• Work required: Leave out the pictures and repeat exactly the lines from the one containing "What does this" through the end of the records.
── Stored records
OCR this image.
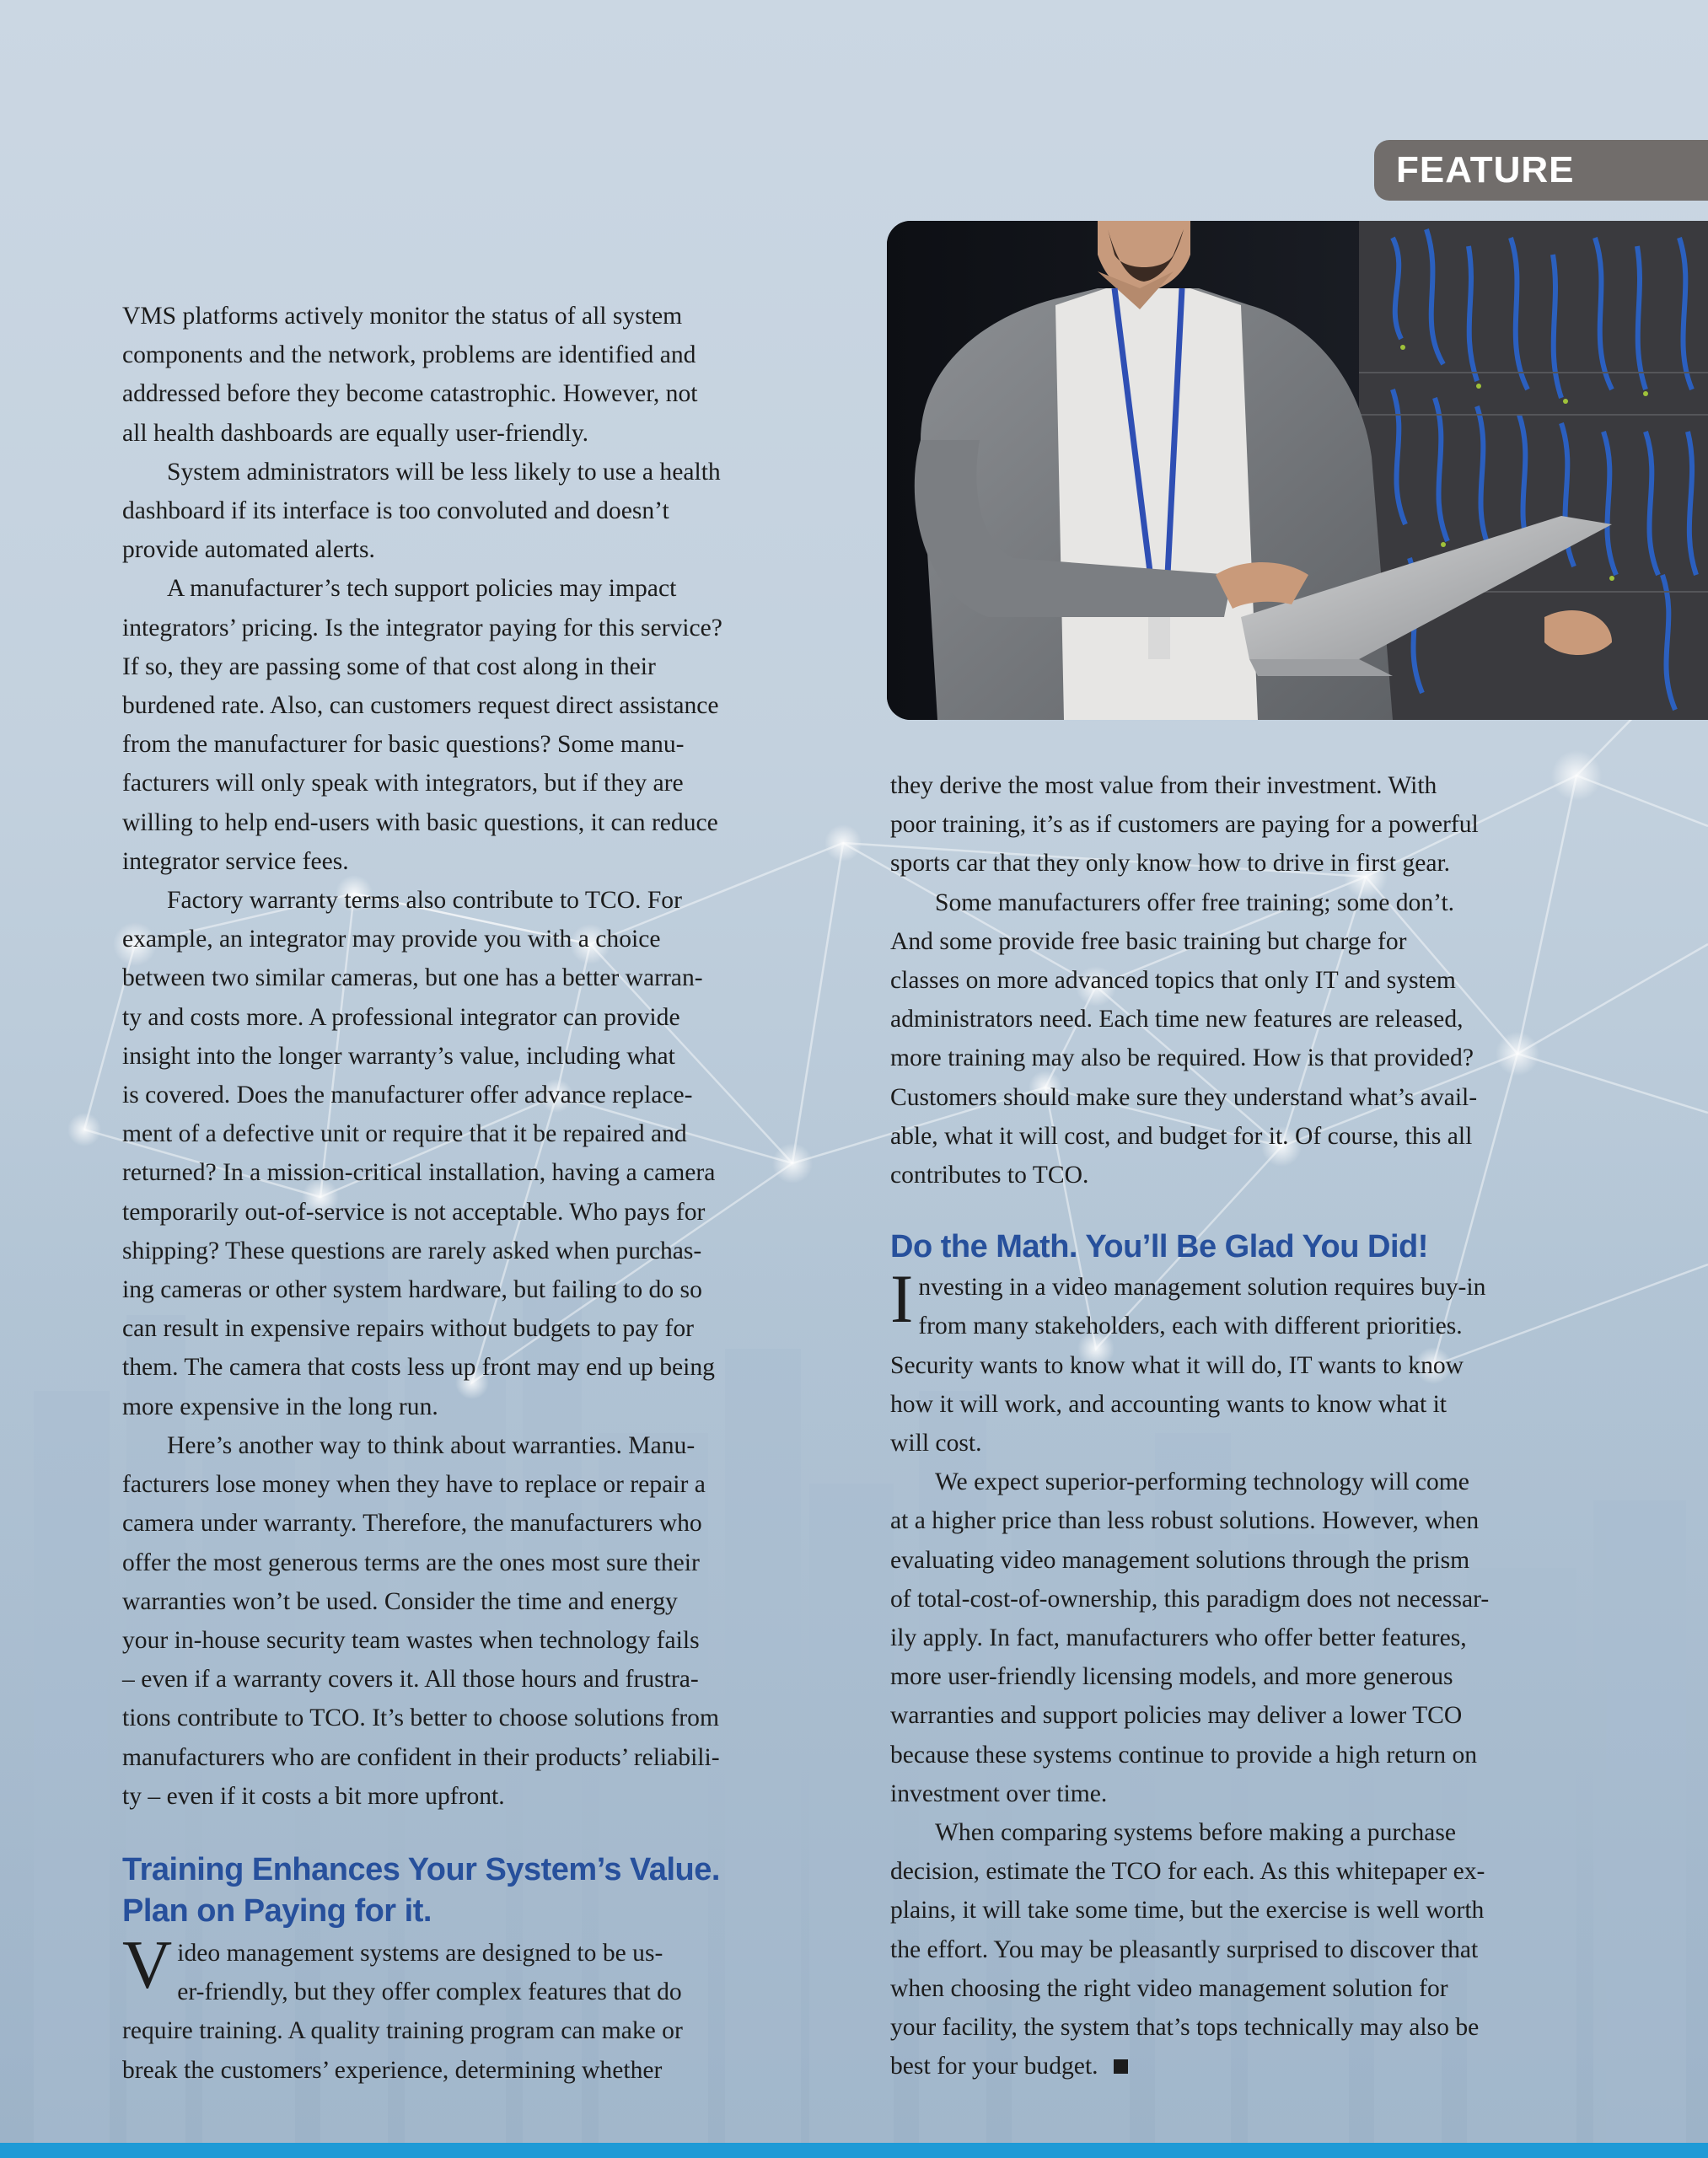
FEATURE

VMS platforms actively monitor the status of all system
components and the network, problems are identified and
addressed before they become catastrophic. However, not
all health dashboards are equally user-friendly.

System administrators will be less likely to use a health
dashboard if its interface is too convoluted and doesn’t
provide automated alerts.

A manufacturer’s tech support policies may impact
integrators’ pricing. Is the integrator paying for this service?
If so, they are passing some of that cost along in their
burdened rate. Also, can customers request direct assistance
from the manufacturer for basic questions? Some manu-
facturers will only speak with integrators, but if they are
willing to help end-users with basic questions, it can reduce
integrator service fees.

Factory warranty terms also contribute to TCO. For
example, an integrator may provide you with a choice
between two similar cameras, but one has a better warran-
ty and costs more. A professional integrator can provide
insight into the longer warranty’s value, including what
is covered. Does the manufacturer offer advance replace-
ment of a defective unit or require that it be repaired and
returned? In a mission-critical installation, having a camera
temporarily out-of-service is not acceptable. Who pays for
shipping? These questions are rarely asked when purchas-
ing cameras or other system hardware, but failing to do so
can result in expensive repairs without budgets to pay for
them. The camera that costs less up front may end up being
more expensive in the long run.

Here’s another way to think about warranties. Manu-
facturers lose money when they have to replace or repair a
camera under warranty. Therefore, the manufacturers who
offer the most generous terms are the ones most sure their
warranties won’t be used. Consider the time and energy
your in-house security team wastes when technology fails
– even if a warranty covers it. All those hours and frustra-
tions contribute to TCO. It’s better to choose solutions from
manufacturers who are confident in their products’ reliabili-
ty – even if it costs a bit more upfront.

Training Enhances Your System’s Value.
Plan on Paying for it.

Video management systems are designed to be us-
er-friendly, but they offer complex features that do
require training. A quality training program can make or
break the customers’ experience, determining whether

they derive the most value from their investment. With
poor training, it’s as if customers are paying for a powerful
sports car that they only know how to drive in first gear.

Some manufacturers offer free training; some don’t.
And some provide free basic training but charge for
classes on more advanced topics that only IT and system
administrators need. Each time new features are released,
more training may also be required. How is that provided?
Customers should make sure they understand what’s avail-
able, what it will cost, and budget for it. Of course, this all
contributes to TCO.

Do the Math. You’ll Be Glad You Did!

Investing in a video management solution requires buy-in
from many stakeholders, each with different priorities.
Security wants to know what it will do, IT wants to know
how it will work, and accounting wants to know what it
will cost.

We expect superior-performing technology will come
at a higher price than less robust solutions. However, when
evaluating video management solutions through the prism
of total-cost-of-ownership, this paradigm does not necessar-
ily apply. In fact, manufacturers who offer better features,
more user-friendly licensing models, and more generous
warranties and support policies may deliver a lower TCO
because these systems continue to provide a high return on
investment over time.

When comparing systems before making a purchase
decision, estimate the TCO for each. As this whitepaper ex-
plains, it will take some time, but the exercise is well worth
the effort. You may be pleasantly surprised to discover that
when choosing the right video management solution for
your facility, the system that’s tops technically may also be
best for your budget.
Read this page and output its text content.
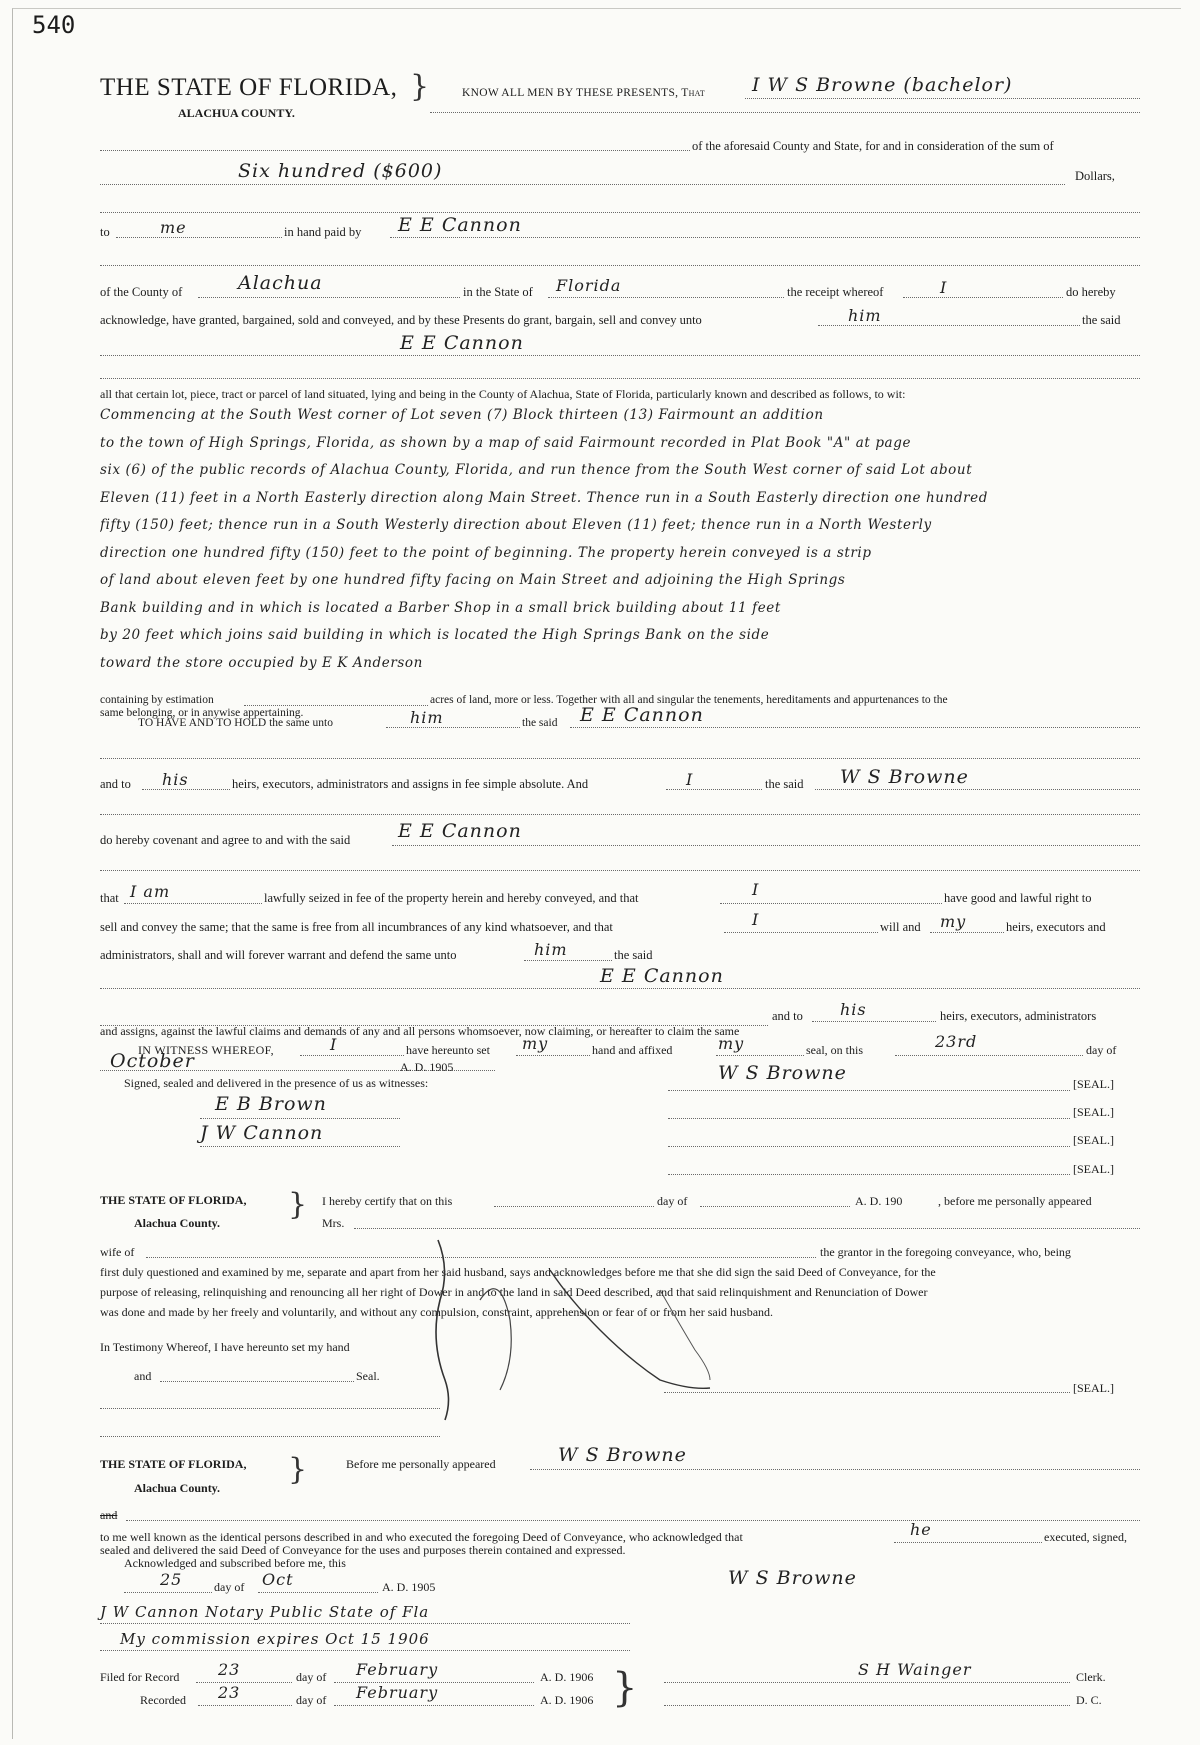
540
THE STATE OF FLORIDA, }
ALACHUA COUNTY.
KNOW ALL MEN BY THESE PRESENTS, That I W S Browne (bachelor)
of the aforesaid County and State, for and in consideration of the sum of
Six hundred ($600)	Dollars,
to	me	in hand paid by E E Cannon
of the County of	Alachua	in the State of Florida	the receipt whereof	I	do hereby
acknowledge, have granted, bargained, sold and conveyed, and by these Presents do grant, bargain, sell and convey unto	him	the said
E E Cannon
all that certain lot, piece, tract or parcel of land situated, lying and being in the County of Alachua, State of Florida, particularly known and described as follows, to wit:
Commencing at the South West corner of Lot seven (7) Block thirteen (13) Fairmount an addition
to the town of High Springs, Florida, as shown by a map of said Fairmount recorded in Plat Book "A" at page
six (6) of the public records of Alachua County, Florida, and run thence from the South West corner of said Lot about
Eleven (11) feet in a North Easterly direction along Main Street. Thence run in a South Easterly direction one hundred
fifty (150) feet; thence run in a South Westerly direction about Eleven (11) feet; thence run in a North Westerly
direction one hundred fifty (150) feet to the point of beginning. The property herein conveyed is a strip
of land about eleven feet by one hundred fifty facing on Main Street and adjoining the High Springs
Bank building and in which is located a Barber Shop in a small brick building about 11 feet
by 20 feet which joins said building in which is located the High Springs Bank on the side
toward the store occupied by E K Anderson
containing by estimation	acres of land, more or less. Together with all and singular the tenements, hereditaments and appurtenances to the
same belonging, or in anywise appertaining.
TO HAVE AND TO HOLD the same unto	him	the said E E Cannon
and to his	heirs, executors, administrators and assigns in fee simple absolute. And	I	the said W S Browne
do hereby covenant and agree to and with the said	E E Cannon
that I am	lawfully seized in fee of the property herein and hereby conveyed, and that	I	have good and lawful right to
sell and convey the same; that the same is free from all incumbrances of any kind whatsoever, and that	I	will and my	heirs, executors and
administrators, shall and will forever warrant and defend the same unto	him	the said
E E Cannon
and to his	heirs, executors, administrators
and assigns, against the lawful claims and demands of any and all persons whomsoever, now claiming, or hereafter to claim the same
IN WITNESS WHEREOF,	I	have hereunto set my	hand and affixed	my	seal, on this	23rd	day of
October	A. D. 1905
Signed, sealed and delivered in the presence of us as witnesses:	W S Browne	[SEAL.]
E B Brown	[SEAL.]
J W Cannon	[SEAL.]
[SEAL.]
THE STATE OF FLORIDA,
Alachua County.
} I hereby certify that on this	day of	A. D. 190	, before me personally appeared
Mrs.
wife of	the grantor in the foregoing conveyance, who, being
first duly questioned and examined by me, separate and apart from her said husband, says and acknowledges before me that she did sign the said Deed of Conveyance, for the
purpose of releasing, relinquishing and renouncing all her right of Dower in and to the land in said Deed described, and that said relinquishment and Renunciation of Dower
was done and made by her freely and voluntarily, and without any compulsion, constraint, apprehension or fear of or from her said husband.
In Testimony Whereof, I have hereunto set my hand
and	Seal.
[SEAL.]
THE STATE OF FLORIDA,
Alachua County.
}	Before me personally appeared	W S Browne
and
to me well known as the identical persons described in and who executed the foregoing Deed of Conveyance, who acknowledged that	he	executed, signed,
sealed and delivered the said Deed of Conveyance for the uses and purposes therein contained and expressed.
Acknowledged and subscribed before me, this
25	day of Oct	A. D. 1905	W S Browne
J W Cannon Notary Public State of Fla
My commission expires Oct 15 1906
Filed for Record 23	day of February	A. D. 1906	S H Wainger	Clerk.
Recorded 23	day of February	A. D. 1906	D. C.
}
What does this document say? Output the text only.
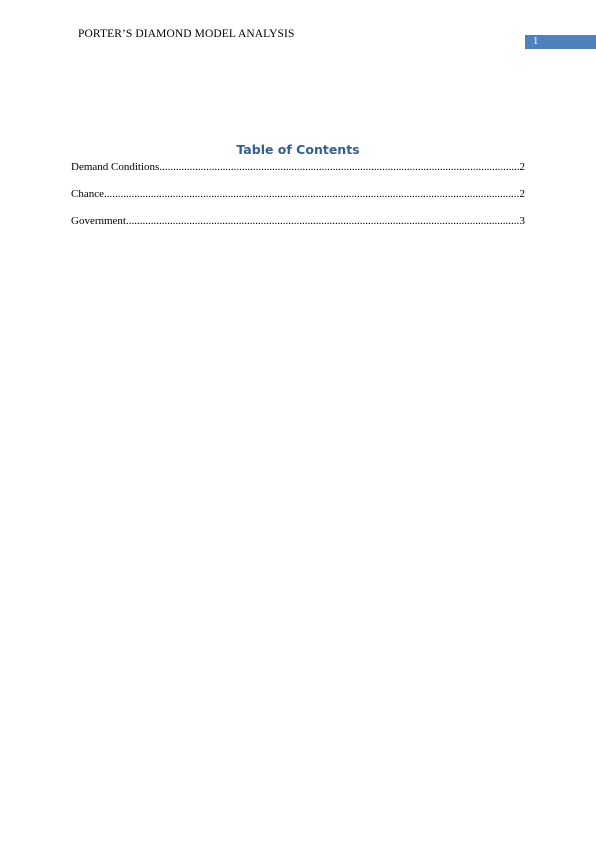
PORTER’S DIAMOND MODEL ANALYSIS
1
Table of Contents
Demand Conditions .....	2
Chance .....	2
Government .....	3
────
• Full solution:
What does this document say? Output the text only.
PORTER’S DIAMOND MODEL ANALYSIS
1
Table of Contents
Demand Conditions .....	2
Chance .....	2
Government .....	3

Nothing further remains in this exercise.